• [Stated problem]
Recast the lines of the material below as a numbered list, omitting any blank lines.

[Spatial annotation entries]
<<<<

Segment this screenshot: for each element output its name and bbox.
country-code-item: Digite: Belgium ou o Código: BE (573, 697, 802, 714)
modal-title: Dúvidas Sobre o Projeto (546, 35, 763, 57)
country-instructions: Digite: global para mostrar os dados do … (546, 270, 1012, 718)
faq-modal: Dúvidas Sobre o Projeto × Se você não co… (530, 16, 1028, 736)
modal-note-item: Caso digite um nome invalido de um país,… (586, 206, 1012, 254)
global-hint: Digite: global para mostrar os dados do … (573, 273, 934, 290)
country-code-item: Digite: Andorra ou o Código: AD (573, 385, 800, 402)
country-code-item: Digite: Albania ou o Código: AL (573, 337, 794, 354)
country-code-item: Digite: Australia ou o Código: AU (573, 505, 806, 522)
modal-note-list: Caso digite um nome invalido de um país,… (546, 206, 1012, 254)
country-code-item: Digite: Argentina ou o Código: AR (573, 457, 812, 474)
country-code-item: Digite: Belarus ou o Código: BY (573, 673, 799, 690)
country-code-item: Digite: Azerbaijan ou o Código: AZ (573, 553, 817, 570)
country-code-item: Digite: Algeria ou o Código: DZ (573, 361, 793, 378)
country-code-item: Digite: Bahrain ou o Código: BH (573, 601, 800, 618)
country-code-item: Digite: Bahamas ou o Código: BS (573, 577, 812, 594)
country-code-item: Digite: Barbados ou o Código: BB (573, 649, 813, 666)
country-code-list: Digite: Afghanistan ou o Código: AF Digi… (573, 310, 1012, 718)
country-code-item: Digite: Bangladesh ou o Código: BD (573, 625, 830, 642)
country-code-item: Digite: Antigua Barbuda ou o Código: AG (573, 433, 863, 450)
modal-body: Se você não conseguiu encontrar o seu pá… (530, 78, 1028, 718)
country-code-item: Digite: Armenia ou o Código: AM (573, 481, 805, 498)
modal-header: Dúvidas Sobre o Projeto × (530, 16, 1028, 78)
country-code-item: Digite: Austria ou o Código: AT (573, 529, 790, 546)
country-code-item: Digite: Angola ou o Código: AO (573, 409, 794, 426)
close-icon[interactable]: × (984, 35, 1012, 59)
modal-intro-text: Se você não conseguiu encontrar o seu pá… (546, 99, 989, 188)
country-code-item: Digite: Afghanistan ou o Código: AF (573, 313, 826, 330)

>>>>

• [Task response]
1. Segment this screenshot: for each element output its name and bbox.
2. country-code-item: Digite: Belgium ou o Código: BE (573, 697, 802, 714)
3. modal-title: Dúvidas Sobre o Projeto (546, 35, 763, 57)
4. country-instructions: Digite: global para mostrar os dados do … (546, 270, 1012, 718)
5. faq-modal: Dúvidas Sobre o Projeto × Se você não co… (530, 16, 1028, 736)
6. modal-note-item: Caso digite um nome invalido de um país,… (586, 206, 1012, 254)
7. global-hint: Digite: global para mostrar os dados do … (573, 273, 934, 290)
8. country-code-item: Digite: Andorra ou o Código: AD (573, 385, 800, 402)
9. country-code-item: Digite: Albania ou o Código: AL (573, 337, 794, 354)
10. country-code-item: Digite: Australia ou o Código: AU (573, 505, 806, 522)
11. modal-note-list: Caso digite um nome invalido de um país,… (546, 206, 1012, 254)
12. country-code-item: Digite: Argentina ou o Código: AR (573, 457, 812, 474)
13. country-code-item: Digite: Belarus ou o Código: BY (573, 673, 799, 690)
14. country-code-item: Digite: Azerbaijan ou o Código: AZ (573, 553, 817, 570)
15. country-code-item: Digite: Algeria ou o Código: DZ (573, 361, 793, 378)
16. country-code-item: Digite: Bahrain ou o Código: BH (573, 601, 800, 618)
17. country-code-item: Digite: Bahamas ou o Código: BS (573, 577, 812, 594)
18. country-code-item: Digite: Barbados ou o Código: BB (573, 649, 813, 666)
19. country-code-list: Digite: Afghanistan ou o Código: AF Digi… (573, 310, 1012, 718)
20. country-code-item: Digite: Bangladesh ou o Código: BD (573, 625, 830, 642)
21. country-code-item: Digite: Antigua Barbuda ou o Código: AG (573, 433, 863, 450)
22. modal-body: Se você não conseguiu encontrar o seu pá… (530, 78, 1028, 718)
23. country-code-item: Digite: Armenia ou o Código: AM (573, 481, 805, 498)
24. modal-header: Dúvidas Sobre o Projeto × (530, 16, 1028, 78)
25. country-code-item: Digite: Austria ou o Código: AT (573, 529, 790, 546)
26. country-code-item: Digite: Angola ou o Código: AO (573, 409, 794, 426)
27. close-icon[interactable]: × (984, 35, 1012, 59)
28. modal-intro-text: Se você não conseguiu encontrar o seu pá… (546, 99, 989, 188)
29. country-code-item: Digite: Afghanistan ou o Código: AF (573, 313, 826, 330)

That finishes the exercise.